» **Stored records**:
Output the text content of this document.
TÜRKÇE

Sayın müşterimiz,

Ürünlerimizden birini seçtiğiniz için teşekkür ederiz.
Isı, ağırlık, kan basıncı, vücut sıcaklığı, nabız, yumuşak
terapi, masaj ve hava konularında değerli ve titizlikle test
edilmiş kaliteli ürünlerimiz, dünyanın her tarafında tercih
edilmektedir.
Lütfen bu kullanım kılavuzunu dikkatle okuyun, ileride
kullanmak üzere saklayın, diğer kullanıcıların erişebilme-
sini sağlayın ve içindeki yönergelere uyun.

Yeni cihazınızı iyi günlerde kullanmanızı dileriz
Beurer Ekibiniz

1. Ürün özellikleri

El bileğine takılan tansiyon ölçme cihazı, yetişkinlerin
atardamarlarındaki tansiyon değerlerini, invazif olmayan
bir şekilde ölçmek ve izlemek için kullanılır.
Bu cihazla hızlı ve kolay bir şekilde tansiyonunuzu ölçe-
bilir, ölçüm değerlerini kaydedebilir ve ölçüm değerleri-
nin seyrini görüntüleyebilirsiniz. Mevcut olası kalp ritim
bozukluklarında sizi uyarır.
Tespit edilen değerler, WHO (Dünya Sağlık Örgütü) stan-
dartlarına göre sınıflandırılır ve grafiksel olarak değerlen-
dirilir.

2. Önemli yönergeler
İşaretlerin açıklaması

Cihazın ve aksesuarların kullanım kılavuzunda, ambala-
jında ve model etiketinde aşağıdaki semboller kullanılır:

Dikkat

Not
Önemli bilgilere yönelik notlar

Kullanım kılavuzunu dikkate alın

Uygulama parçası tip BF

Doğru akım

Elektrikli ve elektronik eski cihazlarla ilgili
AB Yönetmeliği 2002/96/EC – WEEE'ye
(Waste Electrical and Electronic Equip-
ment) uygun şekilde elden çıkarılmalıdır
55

» **What is asked**: Write all of the records out again exactly.

» **Result of this task**:
Output the text content of this document.
TÜRKÇE

Sayın müşterimiz,

Ürünlerimizden birini seçtiğiniz için teşekkür ederiz.
Isı, ağırlık, kan basıncı, vücut sıcaklığı, nabız, yumuşak
terapi, masaj ve hava konularında değerli ve titizlikle test
edilmiş kaliteli ürünlerimiz, dünyanın her tarafında tercih
edilmektedir.
Lütfen bu kullanım kılavuzunu dikkatle okuyun, ileride
kullanmak üzere saklayın, diğer kullanıcıların erişebilme-
sini sağlayın ve içindeki yönergelere uyun.

Yeni cihazınızı iyi günlerde kullanmanızı dileriz
Beurer Ekibiniz

1. Ürün özellikleri

El bileğine takılan tansiyon ölçme cihazı, yetişkinlerin
atardamarlarındaki tansiyon değerlerini, invazif olmayan
bir şekilde ölçmek ve izlemek için kullanılır.
Bu cihazla hızlı ve kolay bir şekilde tansiyonunuzu ölçe-
bilir, ölçüm değerlerini kaydedebilir ve ölçüm değerleri-
nin seyrini görüntüleyebilirsiniz. Mevcut olası kalp ritim
bozukluklarında sizi uyarır.
Tespit edilen değerler, WHO (Dünya Sağlık Örgütü) stan-
dartlarına göre sınıflandırılır ve grafiksel olarak değerlen-
dirilir.

2. Önemli yönergeler
İşaretlerin açıklaması

Cihazın ve aksesuarların kullanım kılavuzunda, ambala-
jında ve model etiketinde aşağıdaki semboller kullanılır:

Dikkat

Not
Önemli bilgilere yönelik notlar

Kullanım kılavuzunu dikkate alın

Uygulama parçası tip BF

Doğru akım

Elektrikli ve elektronik eski cihazlarla ilgili
AB Yönetmeliği 2002/96/EC – WEEE'ye
(Waste Electrical and Electronic Equip-
ment) uygun şekilde elden çıkarılmalıdır
55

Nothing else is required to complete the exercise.